_DESCRIPTION OF THE TASK_: Extract the records in full, leaving every picture out.

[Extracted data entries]
--- start ---

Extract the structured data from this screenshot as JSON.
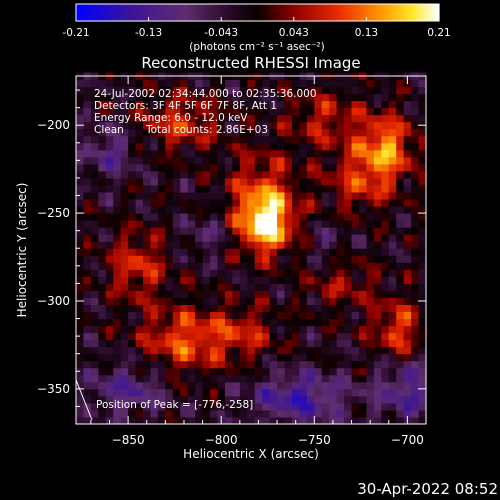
{
  "chart_data": {
    "type": "heatmap",
    "title": "Reconstructed RHESSI Image",
    "xlabel": "Heliocentric X (arcsec)",
    "ylabel": "Heliocentric Y (arcsec)",
    "xlim": [
      -878,
      -690
    ],
    "ylim": [
      -370,
      -172
    ],
    "xticks": [
      -850,
      -800,
      -750,
      -700
    ],
    "yticks": [
      -200,
      -250,
      -300,
      -350
    ],
    "colorbar": {
      "min": -0.21,
      "max": 0.21,
      "ticks": [
        "-0.21",
        "-0.13",
        "-0.043",
        "0.043",
        "0.13",
        "0.21"
      ],
      "units": "(photons cm⁻² s⁻¹ asec⁻²)"
    },
    "annotations": [
      "24-Jul-2002 02:34:44.000 to 02:35:36.000",
      "Detectors: 3F 4F 5F 6F 7F 8F, Att 1",
      "Energy Range: 6.0 - 12.0 keV",
      "Clean",
      "Total counts: 2.86E+03"
    ],
    "peak_label": "Position of Peak = [-776,-258]",
    "peak_position": [
      -776,
      -258
    ],
    "blobs": [
      {
        "x": -776,
        "y": -256,
        "sx": 10,
        "sy": 12,
        "amp": 0.21
      },
      {
        "x": -778,
        "y": -236,
        "sx": 14,
        "sy": 16,
        "amp": 0.09
      },
      {
        "x": -712,
        "y": -212,
        "sx": 11,
        "sy": 13,
        "amp": 0.15
      },
      {
        "x": -725,
        "y": -232,
        "sx": 13,
        "sy": 12,
        "amp": 0.09
      },
      {
        "x": -745,
        "y": -196,
        "sx": 14,
        "sy": 12,
        "amp": 0.08
      },
      {
        "x": -822,
        "y": -198,
        "sx": 15,
        "sy": 11,
        "amp": 0.1
      },
      {
        "x": -845,
        "y": -280,
        "sx": 11,
        "sy": 14,
        "amp": 0.1
      },
      {
        "x": -820,
        "y": -322,
        "sx": 16,
        "sy": 13,
        "amp": 0.12
      },
      {
        "x": -788,
        "y": -318,
        "sx": 13,
        "sy": 11,
        "amp": 0.08
      },
      {
        "x": -705,
        "y": -316,
        "sx": 10,
        "sy": 12,
        "amp": 0.11
      },
      {
        "x": -735,
        "y": -290,
        "sx": 14,
        "sy": 11,
        "amp": 0.06
      },
      {
        "x": -860,
        "y": -215,
        "sx": 10,
        "sy": 10,
        "amp": -0.08
      },
      {
        "x": -758,
        "y": -355,
        "sx": 18,
        "sy": 10,
        "amp": -0.12
      },
      {
        "x": -700,
        "y": -350,
        "sx": 12,
        "sy": 12,
        "amp": -0.1
      },
      {
        "x": -850,
        "y": -350,
        "sx": 14,
        "sy": 10,
        "amp": -0.09
      },
      {
        "x": -808,
        "y": -262,
        "sx": 8,
        "sy": 8,
        "amp": -0.05
      },
      {
        "x": -745,
        "y": -268,
        "sx": 8,
        "sy": 8,
        "amp": -0.04
      }
    ]
  },
  "footer": {
    "timestamp": "30-Apr-2022 08:52"
  }
}
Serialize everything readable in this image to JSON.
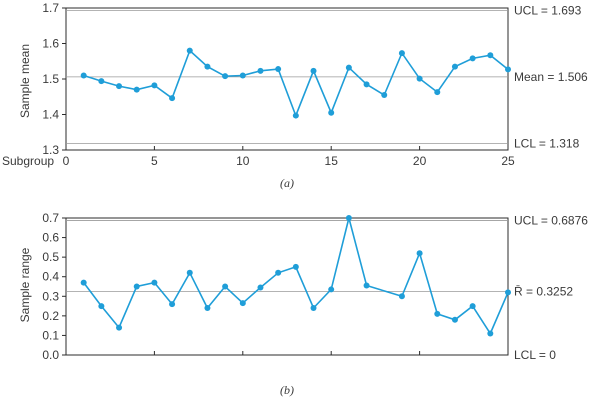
{
  "chart_data": [
    {
      "type": "line",
      "title": "",
      "caption": "(a)",
      "ylabel": "Sample mean",
      "xlabel": "Subgroup",
      "xlim": [
        0,
        25
      ],
      "ylim": [
        1.3,
        1.7
      ],
      "xticks": [
        0,
        5,
        10,
        15,
        20,
        25
      ],
      "yticks": [
        1.3,
        1.4,
        1.5,
        1.6,
        1.7
      ],
      "ytick_labels": [
        "1.3",
        "1.4",
        "1.5",
        "1.6",
        "1.7"
      ],
      "color": "#1f9ed8",
      "x": [
        1,
        2,
        3,
        4,
        5,
        6,
        7,
        8,
        9,
        10,
        11,
        12,
        13,
        14,
        15,
        16,
        17,
        18,
        19,
        20,
        21,
        22,
        23,
        24,
        25
      ],
      "values": [
        1.51,
        1.494,
        1.48,
        1.47,
        1.482,
        1.446,
        1.58,
        1.535,
        1.508,
        1.51,
        1.523,
        1.528,
        1.397,
        1.523,
        1.405,
        1.532,
        1.485,
        1.455,
        1.573,
        1.501,
        1.463,
        1.535,
        1.558,
        1.567,
        1.527
      ],
      "limits": [
        {
          "value": 1.693,
          "label": "UCL = 1.693"
        },
        {
          "value": 1.506,
          "label": "Mean = 1.506"
        },
        {
          "value": 1.318,
          "label": "LCL = 1.318"
        }
      ]
    },
    {
      "type": "line",
      "title": "",
      "caption": "(b)",
      "ylabel": "Sample range",
      "xlabel": "",
      "xlim": [
        0,
        25
      ],
      "ylim": [
        0,
        0.7
      ],
      "xticks": [
        0,
        5,
        10,
        15,
        20,
        25
      ],
      "yticks": [
        0,
        0.1,
        0.2,
        0.3,
        0.4,
        0.5,
        0.6,
        0.7
      ],
      "ytick_labels": [
        "0.0",
        "0.1",
        "0.2",
        "0.3",
        "0.4",
        "0.5",
        "0.6",
        "0.7"
      ],
      "color": "#1f9ed8",
      "x": [
        1,
        2,
        3,
        4,
        5,
        6,
        7,
        8,
        9,
        10,
        11,
        12,
        13,
        14,
        15,
        16,
        17,
        18,
        19,
        20,
        21,
        22,
        23,
        24,
        25
      ],
      "values": [
        0.37,
        0.25,
        0.14,
        0.35,
        0.37,
        0.26,
        0.42,
        0.24,
        0.35,
        0.265,
        0.345,
        0.42,
        0.45,
        0.24,
        0.335,
        0.7,
        0.355,
        null,
        0.3,
        0.52,
        0.21,
        0.18,
        0.25,
        0.11,
        0.32
      ],
      "limits": [
        {
          "value": 0.6876,
          "label": "UCL = 0.6876"
        },
        {
          "value": 0.3252,
          "label": "R̄ = 0.3252"
        },
        {
          "value": 0.0,
          "label": "LCL = 0"
        }
      ]
    }
  ]
}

--- end ---

_SOLUTION FOR THIS PROBLEM_:
Extract the structured data from this screenshot as JSON.
{
  "chart_data": {
    "type": "heatmap",
    "title": "Reconstructed RHESSI Image",
    "xlabel": "Heliocentric X (arcsec)",
    "ylabel": "Heliocentric Y (arcsec)",
    "xlim": [
      -878,
      -690
    ],
    "ylim": [
      -370,
      -172
    ],
    "xticks": [
      -850,
      -800,
      -750,
      -700
    ],
    "yticks": [
      -200,
      -250,
      -300,
      -350
    ],
    "colorbar": {
      "min": -0.21,
      "max": 0.21,
      "ticks": [
        "-0.21",
        "-0.13",
        "-0.043",
        "0.043",
        "0.13",
        "0.21"
      ],
      "units": "(photons cm⁻² s⁻¹ asec⁻²)"
    },
    "annotations": [
      "24-Jul-2002 02:34:44.000 to 02:35:36.000",
      "Detectors: 3F 4F 5F 6F 7F 8F, Att 1",
      "Energy Range: 6.0 - 12.0 keV",
      "Clean",
      "Total counts: 2.86E+03"
    ],
    "peak_label": "Position of Peak = [-776,-258]",
    "peak_position": [
      -776,
      -258
    ],
    "blobs": [
      {
        "x": -776,
        "y": -256,
        "sx": 10,
        "sy": 12,
        "amp": 0.21
      },
      {
        "x": -778,
        "y": -236,
        "sx": 14,
        "sy": 16,
        "amp": 0.09
      },
      {
        "x": -712,
        "y": -212,
        "sx": 11,
        "sy": 13,
        "amp": 0.15
      },
      {
        "x": -725,
        "y": -232,
        "sx": 13,
        "sy": 12,
        "amp": 0.09
      },
      {
        "x": -745,
        "y": -196,
        "sx": 14,
        "sy": 12,
        "amp": 0.08
      },
      {
        "x": -822,
        "y": -198,
        "sx": 15,
        "sy": 11,
        "amp": 0.1
      },
      {
        "x": -845,
        "y": -280,
        "sx": 11,
        "sy": 14,
        "amp": 0.1
      },
      {
        "x": -820,
        "y": -322,
        "sx": 16,
        "sy": 13,
        "amp": 0.12
      },
      {
        "x": -788,
        "y": -318,
        "sx": 13,
        "sy": 11,
        "amp": 0.08
      },
      {
        "x": -705,
        "y": -316,
        "sx": 10,
        "sy": 12,
        "amp": 0.11
      },
      {
        "x": -735,
        "y": -290,
        "sx": 14,
        "sy": 11,
        "amp": 0.06
      },
      {
        "x": -860,
        "y": -215,
        "sx": 10,
        "sy": 10,
        "amp": -0.08
      },
      {
        "x": -758,
        "y": -355,
        "sx": 18,
        "sy": 10,
        "amp": -0.12
      },
      {
        "x": -700,
        "y": -350,
        "sx": 12,
        "sy": 12,
        "amp": -0.1
      },
      {
        "x": -850,
        "y": -350,
        "sx": 14,
        "sy": 10,
        "amp": -0.09
      },
      {
        "x": -808,
        "y": -262,
        "sx": 8,
        "sy": 8,
        "amp": -0.05
      },
      {
        "x": -745,
        "y": -268,
        "sx": 8,
        "sy": 8,
        "amp": -0.04
      }
    ]
  },
  "footer": {
    "timestamp": "30-Apr-2022 08:52"
  }
}
Serialize everything readable in this image to JSON.
{
  "chart_data": [
    {
      "type": "line",
      "title": "",
      "caption": "(a)",
      "ylabel": "Sample mean",
      "xlabel": "Subgroup",
      "xlim": [
        0,
        25
      ],
      "ylim": [
        1.3,
        1.7
      ],
      "xticks": [
        0,
        5,
        10,
        15,
        20,
        25
      ],
      "yticks": [
        1.3,
        1.4,
        1.5,
        1.6,
        1.7
      ],
      "ytick_labels": [
        "1.3",
        "1.4",
        "1.5",
        "1.6",
        "1.7"
      ],
      "color": "#1f9ed8",
      "x": [
        1,
        2,
        3,
        4,
        5,
        6,
        7,
        8,
        9,
        10,
        11,
        12,
        13,
        14,
        15,
        16,
        17,
        18,
        19,
        20,
        21,
        22,
        23,
        24,
        25
      ],
      "values": [
        1.51,
        1.494,
        1.48,
        1.47,
        1.482,
        1.446,
        1.58,
        1.535,
        1.508,
        1.51,
        1.523,
        1.528,
        1.397,
        1.523,
        1.405,
        1.532,
        1.485,
        1.455,
        1.573,
        1.501,
        1.463,
        1.535,
        1.558,
        1.567,
        1.527
      ],
      "limits": [
        {
          "value": 1.693,
          "label": "UCL = 1.693"
        },
        {
          "value": 1.506,
          "label": "Mean = 1.506"
        },
        {
          "value": 1.318,
          "label": "LCL = 1.318"
        }
      ]
    },
    {
      "type": "line",
      "title": "",
      "caption": "(b)",
      "ylabel": "Sample range",
      "xlabel": "",
      "xlim": [
        0,
        25
      ],
      "ylim": [
        0,
        0.7
      ],
      "xticks": [
        0,
        5,
        10,
        15,
        20,
        25
      ],
      "yticks": [
        0,
        0.1,
        0.2,
        0.3,
        0.4,
        0.5,
        0.6,
        0.7
      ],
      "ytick_labels": [
        "0.0",
        "0.1",
        "0.2",
        "0.3",
        "0.4",
        "0.5",
        "0.6",
        "0.7"
      ],
      "color": "#1f9ed8",
      "x": [
        1,
        2,
        3,
        4,
        5,
        6,
        7,
        8,
        9,
        10,
        11,
        12,
        13,
        14,
        15,
        16,
        17,
        18,
        19,
        20,
        21,
        22,
        23,
        24,
        25
      ],
      "values": [
        0.37,
        0.25,
        0.14,
        0.35,
        0.37,
        0.26,
        0.42,
        0.24,
        0.35,
        0.265,
        0.345,
        0.42,
        0.45,
        0.24,
        0.335,
        0.7,
        0.355,
        null,
        0.3,
        0.52,
        0.21,
        0.18,
        0.25,
        0.11,
        0.32
      ],
      "limits": [
        {
          "value": 0.6876,
          "label": "UCL = 0.6876"
        },
        {
          "value": 0.3252,
          "label": "R̄ = 0.3252"
        },
        {
          "value": 0.0,
          "label": "LCL = 0"
        }
      ]
    }
  ]
}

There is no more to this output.